(Collected data entries)
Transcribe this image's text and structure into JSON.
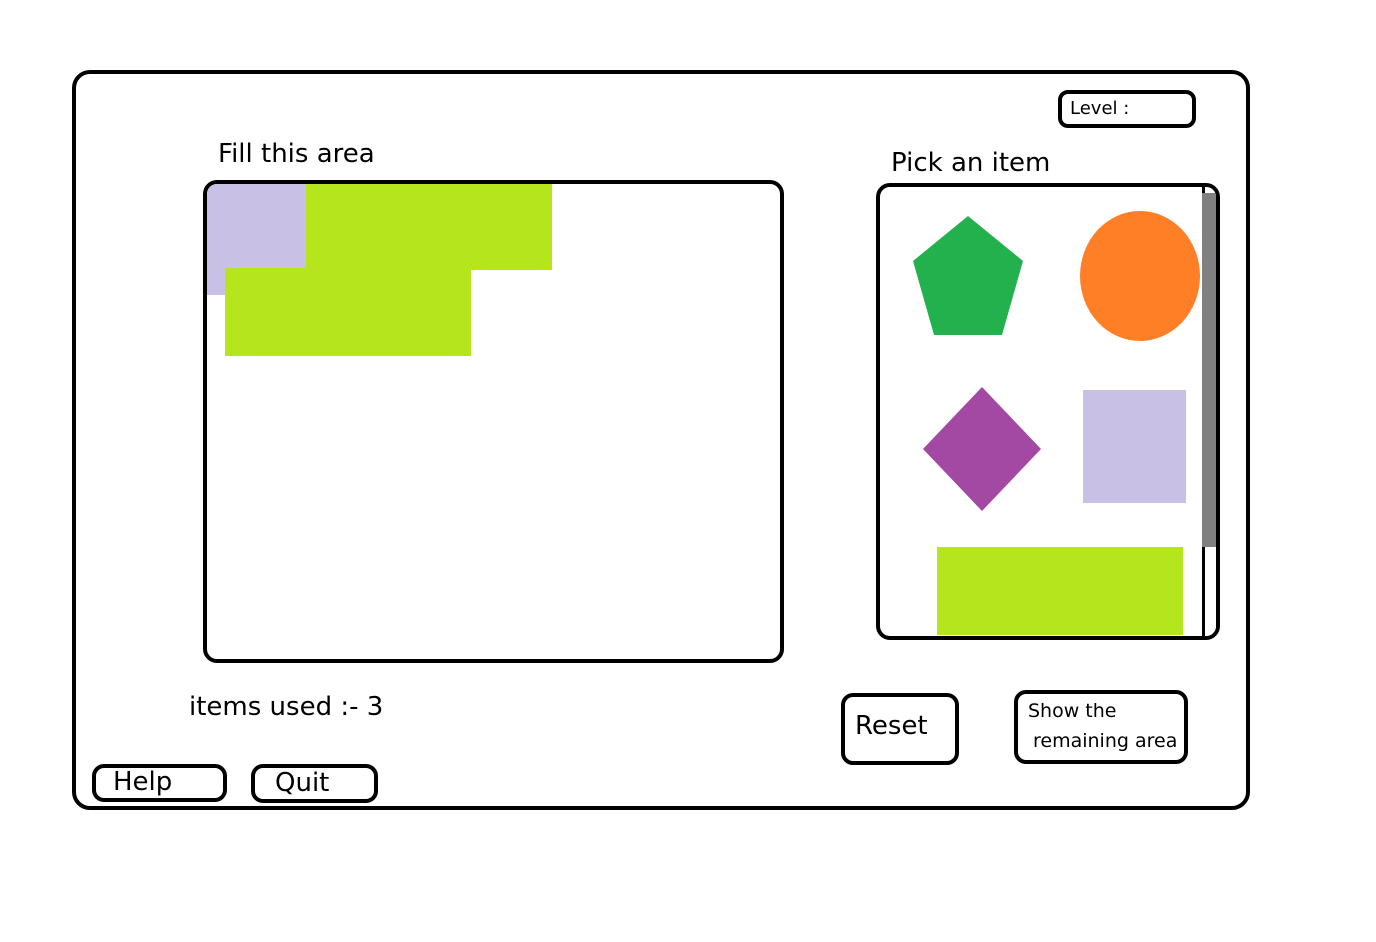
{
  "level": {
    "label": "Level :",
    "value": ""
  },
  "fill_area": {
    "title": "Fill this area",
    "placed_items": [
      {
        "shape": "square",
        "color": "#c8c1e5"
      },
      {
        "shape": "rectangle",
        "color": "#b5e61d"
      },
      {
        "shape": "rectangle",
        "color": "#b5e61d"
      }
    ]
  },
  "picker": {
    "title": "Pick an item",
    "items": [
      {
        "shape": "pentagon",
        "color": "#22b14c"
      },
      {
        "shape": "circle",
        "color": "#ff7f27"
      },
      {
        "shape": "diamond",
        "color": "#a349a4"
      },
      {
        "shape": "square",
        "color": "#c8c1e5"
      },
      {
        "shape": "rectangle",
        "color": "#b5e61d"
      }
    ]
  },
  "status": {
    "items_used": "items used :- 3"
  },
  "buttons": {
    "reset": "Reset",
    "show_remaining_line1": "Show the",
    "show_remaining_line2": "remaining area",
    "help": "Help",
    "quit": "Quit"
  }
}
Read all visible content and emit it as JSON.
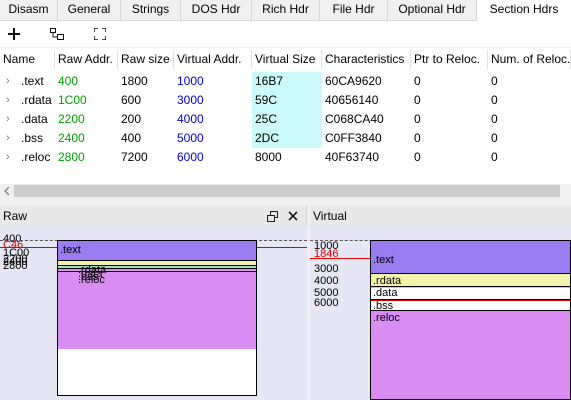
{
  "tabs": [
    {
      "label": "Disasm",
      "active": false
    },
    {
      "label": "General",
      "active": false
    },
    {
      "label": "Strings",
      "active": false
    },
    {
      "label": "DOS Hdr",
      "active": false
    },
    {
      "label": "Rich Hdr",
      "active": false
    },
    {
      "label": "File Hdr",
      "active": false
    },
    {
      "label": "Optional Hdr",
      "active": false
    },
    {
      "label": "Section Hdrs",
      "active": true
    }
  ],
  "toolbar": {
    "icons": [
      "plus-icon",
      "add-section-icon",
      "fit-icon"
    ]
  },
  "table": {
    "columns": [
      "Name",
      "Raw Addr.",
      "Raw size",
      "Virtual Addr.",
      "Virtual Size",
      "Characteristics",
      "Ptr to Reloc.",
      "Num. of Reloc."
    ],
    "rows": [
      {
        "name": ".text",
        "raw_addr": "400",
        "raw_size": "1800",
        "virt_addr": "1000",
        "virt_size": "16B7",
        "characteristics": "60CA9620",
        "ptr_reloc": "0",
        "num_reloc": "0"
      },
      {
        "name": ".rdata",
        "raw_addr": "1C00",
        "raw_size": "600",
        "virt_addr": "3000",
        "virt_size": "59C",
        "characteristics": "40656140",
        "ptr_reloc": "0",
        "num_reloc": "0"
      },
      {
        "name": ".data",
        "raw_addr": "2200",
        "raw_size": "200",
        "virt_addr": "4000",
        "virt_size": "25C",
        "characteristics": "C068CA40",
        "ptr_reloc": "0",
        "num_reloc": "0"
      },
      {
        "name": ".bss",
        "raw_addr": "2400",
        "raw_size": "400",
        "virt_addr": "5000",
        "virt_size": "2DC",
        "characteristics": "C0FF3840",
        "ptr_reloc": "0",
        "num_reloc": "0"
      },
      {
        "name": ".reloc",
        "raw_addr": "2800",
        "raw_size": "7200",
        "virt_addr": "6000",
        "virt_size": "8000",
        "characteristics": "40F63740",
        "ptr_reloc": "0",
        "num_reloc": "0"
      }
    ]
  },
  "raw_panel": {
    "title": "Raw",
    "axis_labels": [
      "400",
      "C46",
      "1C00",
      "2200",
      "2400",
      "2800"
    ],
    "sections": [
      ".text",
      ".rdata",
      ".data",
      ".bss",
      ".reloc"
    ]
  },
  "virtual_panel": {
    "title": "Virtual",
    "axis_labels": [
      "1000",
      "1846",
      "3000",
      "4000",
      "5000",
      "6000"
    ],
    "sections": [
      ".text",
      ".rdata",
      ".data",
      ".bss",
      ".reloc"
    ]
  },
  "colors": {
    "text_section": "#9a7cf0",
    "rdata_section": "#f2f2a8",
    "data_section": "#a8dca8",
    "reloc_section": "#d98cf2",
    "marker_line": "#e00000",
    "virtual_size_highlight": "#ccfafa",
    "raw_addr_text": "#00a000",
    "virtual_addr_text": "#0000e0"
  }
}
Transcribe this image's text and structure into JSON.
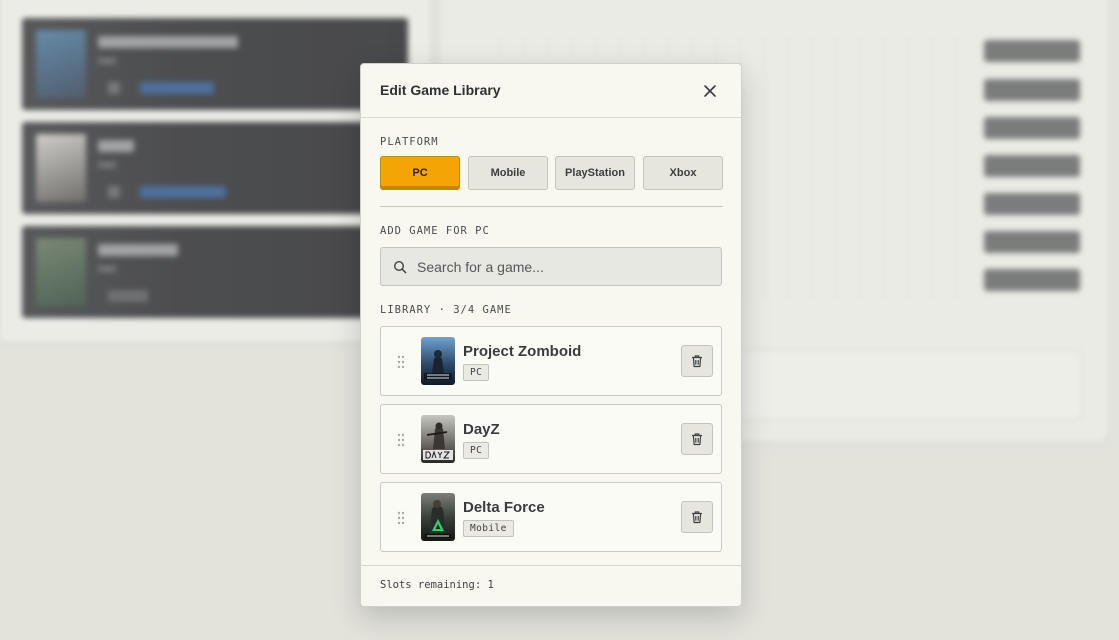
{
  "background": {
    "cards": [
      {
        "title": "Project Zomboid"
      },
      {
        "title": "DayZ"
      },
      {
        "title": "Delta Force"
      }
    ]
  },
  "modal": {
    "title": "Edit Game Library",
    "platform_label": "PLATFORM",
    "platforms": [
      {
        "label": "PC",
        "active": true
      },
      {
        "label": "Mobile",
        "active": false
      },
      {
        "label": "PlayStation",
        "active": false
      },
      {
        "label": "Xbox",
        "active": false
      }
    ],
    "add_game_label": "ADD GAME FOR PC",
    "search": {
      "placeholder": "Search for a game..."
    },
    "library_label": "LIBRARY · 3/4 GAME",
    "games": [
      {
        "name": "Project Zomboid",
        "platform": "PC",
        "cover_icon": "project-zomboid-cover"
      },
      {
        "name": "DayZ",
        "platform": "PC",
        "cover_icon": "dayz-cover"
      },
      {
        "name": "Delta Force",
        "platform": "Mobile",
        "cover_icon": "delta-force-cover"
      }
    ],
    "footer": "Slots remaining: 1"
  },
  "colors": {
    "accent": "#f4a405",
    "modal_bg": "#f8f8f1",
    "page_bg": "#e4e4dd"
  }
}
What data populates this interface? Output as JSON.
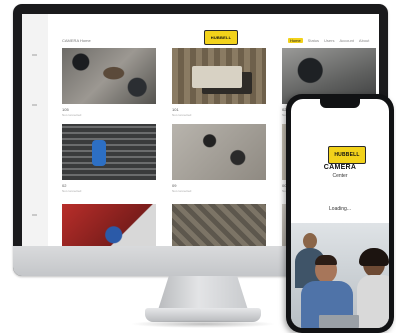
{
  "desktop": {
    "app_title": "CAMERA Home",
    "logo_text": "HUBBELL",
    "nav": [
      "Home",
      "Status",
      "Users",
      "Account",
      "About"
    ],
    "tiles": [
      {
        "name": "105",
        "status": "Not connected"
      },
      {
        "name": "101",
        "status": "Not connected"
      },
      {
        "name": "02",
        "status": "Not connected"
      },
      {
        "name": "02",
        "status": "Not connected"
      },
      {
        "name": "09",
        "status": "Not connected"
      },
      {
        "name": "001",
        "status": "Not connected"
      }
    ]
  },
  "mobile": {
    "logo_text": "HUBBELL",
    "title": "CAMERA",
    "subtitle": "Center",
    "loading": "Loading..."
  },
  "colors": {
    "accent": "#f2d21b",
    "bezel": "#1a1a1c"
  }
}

Directions
Please write out all of the material above without changing a word, and omit any pictures.

Reply
Transcribe this image's text and structure into JSON.
{
  "level": {
    "label": "Level :",
    "value": ""
  },
  "fill_area": {
    "title": "Fill this area",
    "placed_items": [
      {
        "shape": "square",
        "color": "#c8c1e5"
      },
      {
        "shape": "rectangle",
        "color": "#b5e61d"
      },
      {
        "shape": "rectangle",
        "color": "#b5e61d"
      }
    ]
  },
  "picker": {
    "title": "Pick an item",
    "items": [
      {
        "shape": "pentagon",
        "color": "#22b14c"
      },
      {
        "shape": "circle",
        "color": "#ff7f27"
      },
      {
        "shape": "diamond",
        "color": "#a349a4"
      },
      {
        "shape": "square",
        "color": "#c8c1e5"
      },
      {
        "shape": "rectangle",
        "color": "#b5e61d"
      }
    ]
  },
  "status": {
    "items_used": "items used :- 3"
  },
  "buttons": {
    "reset": "Reset",
    "show_remaining_line1": "Show the",
    "show_remaining_line2": "remaining area",
    "help": "Help",
    "quit": "Quit"
  }
}
Read all visible content and emit it as JSON.
{
  "tabs": [
    {
      "label": "Disasm",
      "active": false
    },
    {
      "label": "General",
      "active": false
    },
    {
      "label": "Strings",
      "active": false
    },
    {
      "label": "DOS Hdr",
      "active": false
    },
    {
      "label": "Rich Hdr",
      "active": false
    },
    {
      "label": "File Hdr",
      "active": false
    },
    {
      "label": "Optional Hdr",
      "active": false
    },
    {
      "label": "Section Hdrs",
      "active": true
    }
  ],
  "toolbar": {
    "icons": [
      "plus-icon",
      "add-section-icon",
      "fit-icon"
    ]
  },
  "table": {
    "columns": [
      "Name",
      "Raw Addr.",
      "Raw size",
      "Virtual Addr.",
      "Virtual Size",
      "Characteristics",
      "Ptr to Reloc.",
      "Num. of Reloc."
    ],
    "rows": [
      {
        "name": ".text",
        "raw_addr": "400",
        "raw_size": "1800",
        "virt_addr": "1000",
        "virt_size": "16B7",
        "characteristics": "60CA9620",
        "ptr_reloc": "0",
        "num_reloc": "0"
      },
      {
        "name": ".rdata",
        "raw_addr": "1C00",
        "raw_size": "600",
        "virt_addr": "3000",
        "virt_size": "59C",
        "characteristics": "40656140",
        "ptr_reloc": "0",
        "num_reloc": "0"
      },
      {
        "name": ".data",
        "raw_addr": "2200",
        "raw_size": "200",
        "virt_addr": "4000",
        "virt_size": "25C",
        "characteristics": "C068CA40",
        "ptr_reloc": "0",
        "num_reloc": "0"
      },
      {
        "name": ".bss",
        "raw_addr": "2400",
        "raw_size": "400",
        "virt_addr": "5000",
        "virt_size": "2DC",
        "characteristics": "C0FF3840",
        "ptr_reloc": "0",
        "num_reloc": "0"
      },
      {
        "name": ".reloc",
        "raw_addr": "2800",
        "raw_size": "7200",
        "virt_addr": "6000",
        "virt_size": "8000",
        "characteristics": "40F63740",
        "ptr_reloc": "0",
        "num_reloc": "0"
      }
    ]
  },
  "raw_panel": {
    "title": "Raw",
    "axis_labels": [
      "400",
      "C46",
      "1C00",
      "2200",
      "2400",
      "2800"
    ],
    "sections": [
      ".text",
      ".rdata",
      ".data",
      ".bss",
      ".reloc"
    ]
  },
  "virtual_panel": {
    "title": "Virtual",
    "axis_labels": [
      "1000",
      "1846",
      "3000",
      "4000",
      "5000",
      "6000"
    ],
    "sections": [
      ".text",
      ".rdata",
      ".data",
      ".bss",
      ".reloc"
    ]
  },
  "colors": {
    "text_section": "#9a7cf0",
    "rdata_section": "#f2f2a8",
    "data_section": "#a8dca8",
    "reloc_section": "#d98cf2",
    "marker_line": "#e00000",
    "virtual_size_highlight": "#ccfafa",
    "raw_addr_text": "#00a000",
    "virtual_addr_text": "#0000e0"
  }
}
Transcribe this image's text and structure into JSON.
{
  "background": {
    "cards": [
      {
        "title": "Project Zomboid"
      },
      {
        "title": "DayZ"
      },
      {
        "title": "Delta Force"
      }
    ]
  },
  "modal": {
    "title": "Edit Game Library",
    "platform_label": "PLATFORM",
    "platforms": [
      {
        "label": "PC",
        "active": true
      },
      {
        "label": "Mobile",
        "active": false
      },
      {
        "label": "PlayStation",
        "active": false
      },
      {
        "label": "Xbox",
        "active": false
      }
    ],
    "add_game_label": "ADD GAME FOR PC",
    "search": {
      "placeholder": "Search for a game..."
    },
    "library_label": "LIBRARY · 3/4 GAME",
    "games": [
      {
        "name": "Project Zomboid",
        "platform": "PC",
        "cover_icon": "project-zomboid-cover"
      },
      {
        "name": "DayZ",
        "platform": "PC",
        "cover_icon": "dayz-cover"
      },
      {
        "name": "Delta Force",
        "platform": "Mobile",
        "cover_icon": "delta-force-cover"
      }
    ],
    "footer": "Slots remaining: 1"
  },
  "colors": {
    "accent": "#f4a405",
    "modal_bg": "#f8f8f1",
    "page_bg": "#e4e4dd"
  }
}
What data populates this interface? Output as JSON.
{
  "desktop": {
    "app_title": "CAMERA Home",
    "logo_text": "HUBBELL",
    "nav": [
      "Home",
      "Status",
      "Users",
      "Account",
      "About"
    ],
    "tiles": [
      {
        "name": "105",
        "status": "Not connected"
      },
      {
        "name": "101",
        "status": "Not connected"
      },
      {
        "name": "02",
        "status": "Not connected"
      },
      {
        "name": "02",
        "status": "Not connected"
      },
      {
        "name": "09",
        "status": "Not connected"
      },
      {
        "name": "001",
        "status": "Not connected"
      }
    ]
  },
  "mobile": {
    "logo_text": "HUBBELL",
    "title": "CAMERA",
    "subtitle": "Center",
    "loading": "Loading..."
  },
  "colors": {
    "accent": "#f2d21b",
    "bezel": "#1a1a1c"
  }
}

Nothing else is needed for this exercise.